Exercise details: Set down the records once more, please, exactly and with the pictures left out.

Provided material:
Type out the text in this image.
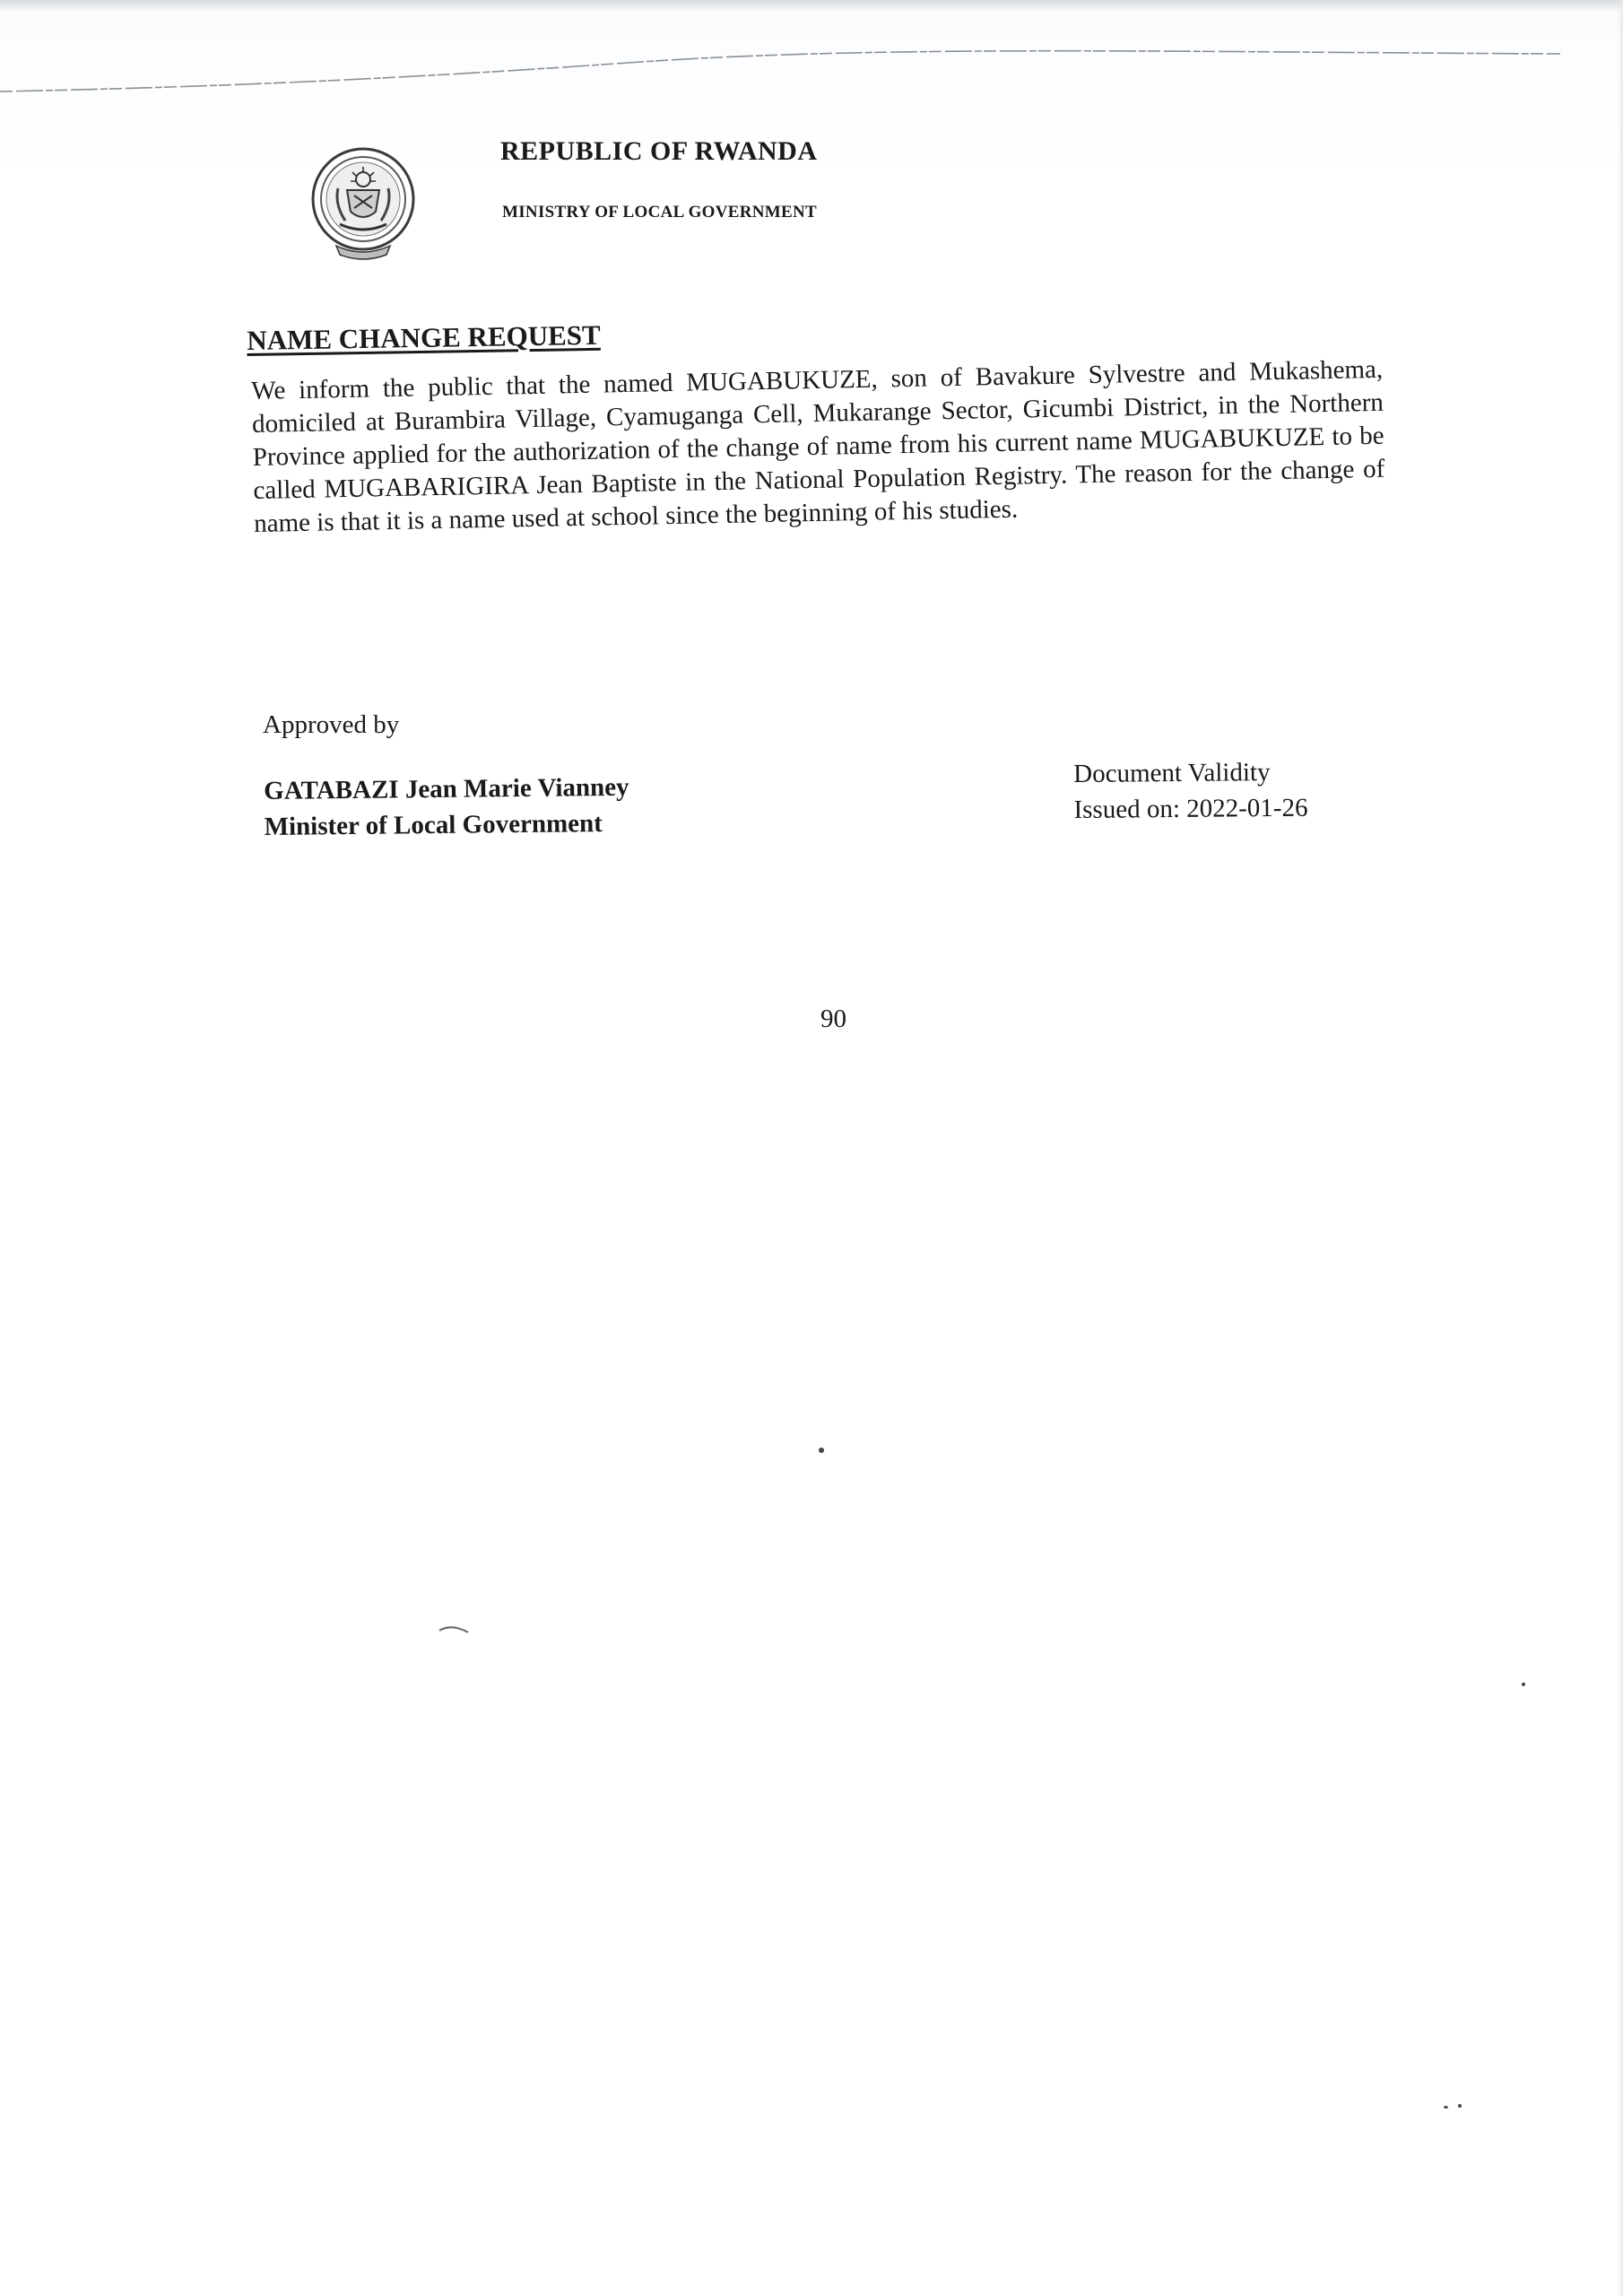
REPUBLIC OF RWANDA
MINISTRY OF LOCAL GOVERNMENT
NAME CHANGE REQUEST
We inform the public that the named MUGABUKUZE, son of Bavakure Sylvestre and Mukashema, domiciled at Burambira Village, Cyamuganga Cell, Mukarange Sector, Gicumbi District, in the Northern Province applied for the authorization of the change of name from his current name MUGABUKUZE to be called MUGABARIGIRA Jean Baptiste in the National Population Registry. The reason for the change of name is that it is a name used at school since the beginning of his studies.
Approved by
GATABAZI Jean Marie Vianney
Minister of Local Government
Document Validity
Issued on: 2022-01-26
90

Task output:
Type out the text in this image.
REPUBLIC OF RWANDA
MINISTRY OF LOCAL GOVERNMENT
NAME CHANGE REQUEST
We inform the public that the named MUGABUKUZE, son of Bavakure Sylvestre and Mukashema, domiciled at Burambira Village, Cyamuganga Cell, Mukarange Sector, Gicumbi District, in the Northern Province applied for the authorization of the change of name from his current name MUGABUKUZE to be called MUGABARIGIRA Jean Baptiste in the National Population Registry. The reason for the change of name is that it is a name used at school since the beginning of his studies.
Approved by
GATABAZI Jean Marie Vianney
Minister of Local Government
Document Validity
Issued on: 2022-01-26
90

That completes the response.